EXERCISE PROMPT ▸
Using the listing below, please gather every line containing the word "изолированный".

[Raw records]
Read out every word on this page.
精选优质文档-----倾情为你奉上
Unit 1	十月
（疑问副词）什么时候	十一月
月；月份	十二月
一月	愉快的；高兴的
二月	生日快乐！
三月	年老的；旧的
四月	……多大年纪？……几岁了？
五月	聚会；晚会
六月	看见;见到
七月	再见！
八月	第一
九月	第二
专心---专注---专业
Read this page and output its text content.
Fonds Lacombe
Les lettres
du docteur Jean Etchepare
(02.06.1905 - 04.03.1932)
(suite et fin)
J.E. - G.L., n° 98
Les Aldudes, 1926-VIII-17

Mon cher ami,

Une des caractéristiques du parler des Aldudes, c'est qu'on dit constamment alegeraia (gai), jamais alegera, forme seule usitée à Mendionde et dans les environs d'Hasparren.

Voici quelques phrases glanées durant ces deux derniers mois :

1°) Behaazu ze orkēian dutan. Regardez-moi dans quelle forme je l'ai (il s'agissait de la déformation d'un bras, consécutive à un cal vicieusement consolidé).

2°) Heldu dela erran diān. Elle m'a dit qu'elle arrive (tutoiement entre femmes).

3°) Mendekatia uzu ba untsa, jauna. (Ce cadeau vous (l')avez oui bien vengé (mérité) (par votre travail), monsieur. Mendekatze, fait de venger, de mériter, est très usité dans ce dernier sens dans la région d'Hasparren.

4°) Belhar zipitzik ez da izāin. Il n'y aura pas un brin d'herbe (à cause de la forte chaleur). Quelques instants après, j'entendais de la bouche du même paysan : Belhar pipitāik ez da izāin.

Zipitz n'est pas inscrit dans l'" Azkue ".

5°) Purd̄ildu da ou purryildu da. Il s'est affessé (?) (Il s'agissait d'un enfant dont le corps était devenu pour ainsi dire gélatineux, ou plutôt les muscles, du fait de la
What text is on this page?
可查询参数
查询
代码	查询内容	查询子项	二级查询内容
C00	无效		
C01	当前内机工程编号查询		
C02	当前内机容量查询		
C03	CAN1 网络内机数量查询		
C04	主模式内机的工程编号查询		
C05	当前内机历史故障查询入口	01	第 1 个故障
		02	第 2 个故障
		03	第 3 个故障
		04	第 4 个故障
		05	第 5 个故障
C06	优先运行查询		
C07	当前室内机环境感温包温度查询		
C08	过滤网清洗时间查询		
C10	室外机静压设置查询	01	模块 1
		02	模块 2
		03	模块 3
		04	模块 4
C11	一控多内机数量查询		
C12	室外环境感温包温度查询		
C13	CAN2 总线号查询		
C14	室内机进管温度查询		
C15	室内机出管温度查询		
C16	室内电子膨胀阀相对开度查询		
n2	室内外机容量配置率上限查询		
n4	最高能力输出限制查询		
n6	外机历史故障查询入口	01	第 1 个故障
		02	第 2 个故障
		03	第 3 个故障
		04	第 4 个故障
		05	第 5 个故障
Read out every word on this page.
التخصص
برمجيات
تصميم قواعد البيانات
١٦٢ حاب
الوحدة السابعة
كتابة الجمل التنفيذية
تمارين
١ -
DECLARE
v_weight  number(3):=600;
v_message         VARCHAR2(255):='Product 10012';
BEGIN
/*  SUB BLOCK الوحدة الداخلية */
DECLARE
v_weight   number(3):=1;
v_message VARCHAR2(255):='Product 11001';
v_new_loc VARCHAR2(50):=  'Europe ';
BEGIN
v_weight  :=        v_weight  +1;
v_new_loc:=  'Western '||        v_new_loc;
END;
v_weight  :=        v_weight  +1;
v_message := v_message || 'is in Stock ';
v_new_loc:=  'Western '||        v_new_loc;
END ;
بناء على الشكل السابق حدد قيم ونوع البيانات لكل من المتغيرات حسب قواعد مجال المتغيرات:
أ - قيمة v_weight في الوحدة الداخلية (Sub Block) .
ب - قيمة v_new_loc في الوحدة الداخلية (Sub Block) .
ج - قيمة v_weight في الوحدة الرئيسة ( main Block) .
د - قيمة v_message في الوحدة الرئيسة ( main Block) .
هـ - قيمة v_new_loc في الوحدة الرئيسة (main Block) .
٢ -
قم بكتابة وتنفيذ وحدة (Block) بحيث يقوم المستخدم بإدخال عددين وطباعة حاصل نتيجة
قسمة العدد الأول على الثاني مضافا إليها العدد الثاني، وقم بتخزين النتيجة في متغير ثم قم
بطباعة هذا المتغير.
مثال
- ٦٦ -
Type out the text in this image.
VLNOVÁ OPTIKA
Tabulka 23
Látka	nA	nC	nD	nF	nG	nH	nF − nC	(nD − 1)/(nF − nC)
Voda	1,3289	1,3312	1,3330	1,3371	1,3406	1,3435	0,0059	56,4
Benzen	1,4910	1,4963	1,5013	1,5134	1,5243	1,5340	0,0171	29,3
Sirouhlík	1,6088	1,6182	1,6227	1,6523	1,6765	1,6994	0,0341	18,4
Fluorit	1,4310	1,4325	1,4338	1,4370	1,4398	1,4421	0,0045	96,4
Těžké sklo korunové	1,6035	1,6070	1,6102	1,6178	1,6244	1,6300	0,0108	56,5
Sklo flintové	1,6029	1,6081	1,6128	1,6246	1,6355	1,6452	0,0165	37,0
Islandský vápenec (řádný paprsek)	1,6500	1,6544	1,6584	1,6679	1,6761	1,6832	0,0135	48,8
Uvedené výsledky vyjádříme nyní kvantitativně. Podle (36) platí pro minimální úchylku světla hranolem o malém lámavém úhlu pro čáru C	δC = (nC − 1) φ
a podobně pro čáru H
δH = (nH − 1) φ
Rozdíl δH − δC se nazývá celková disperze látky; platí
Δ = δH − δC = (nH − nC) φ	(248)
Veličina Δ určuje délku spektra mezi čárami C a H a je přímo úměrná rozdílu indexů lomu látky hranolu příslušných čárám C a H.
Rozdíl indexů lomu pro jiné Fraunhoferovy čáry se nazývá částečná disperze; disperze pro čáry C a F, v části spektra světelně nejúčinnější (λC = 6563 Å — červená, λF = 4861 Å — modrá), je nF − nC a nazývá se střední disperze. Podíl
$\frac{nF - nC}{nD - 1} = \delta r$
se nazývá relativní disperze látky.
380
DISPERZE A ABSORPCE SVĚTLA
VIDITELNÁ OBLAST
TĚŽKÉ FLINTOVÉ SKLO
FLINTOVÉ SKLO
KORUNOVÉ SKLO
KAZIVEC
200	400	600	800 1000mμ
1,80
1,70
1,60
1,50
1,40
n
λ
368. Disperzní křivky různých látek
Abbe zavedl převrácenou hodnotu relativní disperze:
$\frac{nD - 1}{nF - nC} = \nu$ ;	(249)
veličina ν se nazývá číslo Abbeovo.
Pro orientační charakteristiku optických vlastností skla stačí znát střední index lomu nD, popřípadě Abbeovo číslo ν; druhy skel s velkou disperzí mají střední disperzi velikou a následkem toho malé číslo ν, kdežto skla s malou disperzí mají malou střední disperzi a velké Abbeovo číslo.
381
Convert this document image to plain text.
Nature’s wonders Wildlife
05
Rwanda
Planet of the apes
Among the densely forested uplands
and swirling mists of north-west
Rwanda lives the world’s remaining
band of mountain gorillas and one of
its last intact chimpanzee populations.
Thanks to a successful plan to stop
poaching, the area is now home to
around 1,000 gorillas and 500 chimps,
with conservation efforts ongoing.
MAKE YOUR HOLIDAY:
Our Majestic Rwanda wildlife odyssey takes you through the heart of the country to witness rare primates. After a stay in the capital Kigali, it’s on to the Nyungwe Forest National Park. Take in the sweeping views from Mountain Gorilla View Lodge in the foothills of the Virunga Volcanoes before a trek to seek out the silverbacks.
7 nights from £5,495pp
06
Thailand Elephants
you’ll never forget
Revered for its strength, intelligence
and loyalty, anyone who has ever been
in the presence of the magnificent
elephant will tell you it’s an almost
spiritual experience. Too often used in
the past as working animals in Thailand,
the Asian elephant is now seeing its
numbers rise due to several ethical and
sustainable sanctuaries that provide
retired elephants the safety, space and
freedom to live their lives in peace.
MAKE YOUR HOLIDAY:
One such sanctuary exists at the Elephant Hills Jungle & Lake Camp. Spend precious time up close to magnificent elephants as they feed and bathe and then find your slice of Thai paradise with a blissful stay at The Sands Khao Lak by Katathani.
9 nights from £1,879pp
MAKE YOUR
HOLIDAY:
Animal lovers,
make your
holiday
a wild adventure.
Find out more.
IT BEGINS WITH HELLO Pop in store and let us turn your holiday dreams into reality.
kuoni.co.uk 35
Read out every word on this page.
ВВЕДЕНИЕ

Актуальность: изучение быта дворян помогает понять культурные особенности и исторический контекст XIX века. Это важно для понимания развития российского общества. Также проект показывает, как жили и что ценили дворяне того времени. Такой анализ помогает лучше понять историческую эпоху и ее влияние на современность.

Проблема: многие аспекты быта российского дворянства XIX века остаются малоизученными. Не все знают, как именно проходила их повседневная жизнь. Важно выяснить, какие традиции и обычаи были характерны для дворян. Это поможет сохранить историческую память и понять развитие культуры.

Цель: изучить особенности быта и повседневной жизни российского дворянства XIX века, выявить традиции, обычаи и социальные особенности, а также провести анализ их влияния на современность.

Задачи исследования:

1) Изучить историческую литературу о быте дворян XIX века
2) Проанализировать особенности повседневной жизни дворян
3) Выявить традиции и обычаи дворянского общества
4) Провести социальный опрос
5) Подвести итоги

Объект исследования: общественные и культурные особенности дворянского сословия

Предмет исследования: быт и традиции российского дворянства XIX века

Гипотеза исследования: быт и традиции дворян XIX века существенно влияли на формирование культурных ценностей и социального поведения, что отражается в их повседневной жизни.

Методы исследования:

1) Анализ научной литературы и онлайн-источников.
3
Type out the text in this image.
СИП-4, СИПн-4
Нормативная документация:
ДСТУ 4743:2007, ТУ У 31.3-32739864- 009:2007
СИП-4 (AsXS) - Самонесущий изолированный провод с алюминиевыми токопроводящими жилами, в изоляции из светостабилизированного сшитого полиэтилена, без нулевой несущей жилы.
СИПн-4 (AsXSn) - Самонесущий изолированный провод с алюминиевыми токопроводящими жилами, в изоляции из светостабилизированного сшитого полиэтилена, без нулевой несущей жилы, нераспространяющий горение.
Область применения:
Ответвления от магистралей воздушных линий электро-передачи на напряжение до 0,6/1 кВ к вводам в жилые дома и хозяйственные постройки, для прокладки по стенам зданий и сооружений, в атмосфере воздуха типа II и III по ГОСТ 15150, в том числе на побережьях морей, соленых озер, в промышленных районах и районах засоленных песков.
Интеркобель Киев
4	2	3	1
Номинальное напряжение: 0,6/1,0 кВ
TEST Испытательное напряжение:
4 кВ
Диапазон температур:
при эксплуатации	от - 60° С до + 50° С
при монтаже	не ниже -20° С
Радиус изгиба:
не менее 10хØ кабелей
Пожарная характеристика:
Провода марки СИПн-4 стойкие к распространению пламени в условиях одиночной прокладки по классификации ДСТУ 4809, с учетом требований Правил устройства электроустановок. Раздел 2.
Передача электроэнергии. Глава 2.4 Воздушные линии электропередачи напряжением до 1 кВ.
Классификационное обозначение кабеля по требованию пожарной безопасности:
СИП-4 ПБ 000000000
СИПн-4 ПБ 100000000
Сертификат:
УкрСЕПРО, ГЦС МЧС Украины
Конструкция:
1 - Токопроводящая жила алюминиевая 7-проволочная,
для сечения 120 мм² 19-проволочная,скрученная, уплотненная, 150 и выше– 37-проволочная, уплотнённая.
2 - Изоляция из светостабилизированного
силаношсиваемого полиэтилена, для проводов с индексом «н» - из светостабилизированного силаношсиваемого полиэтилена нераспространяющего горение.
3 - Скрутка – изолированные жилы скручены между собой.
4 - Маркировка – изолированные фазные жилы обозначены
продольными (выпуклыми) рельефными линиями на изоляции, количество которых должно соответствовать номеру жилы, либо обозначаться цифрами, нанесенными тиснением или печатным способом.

CORRECT RESPONSE ▸
СИП-4 (AsXS) - Самонесущий изолированный провод с алюминиевыми токопроводящими жилами, в изоляции из светостабилизированного сшитого полиэтилена, без нулевой несущей жилы.
СИПн-4 (AsXSn) - Самонесущий изолированный провод с алюминиевыми токопроводящими жилами, в изоляции из светостабилизированного сшитого полиэтилена, без нулевой несущей жилы, нераспространяющий горение.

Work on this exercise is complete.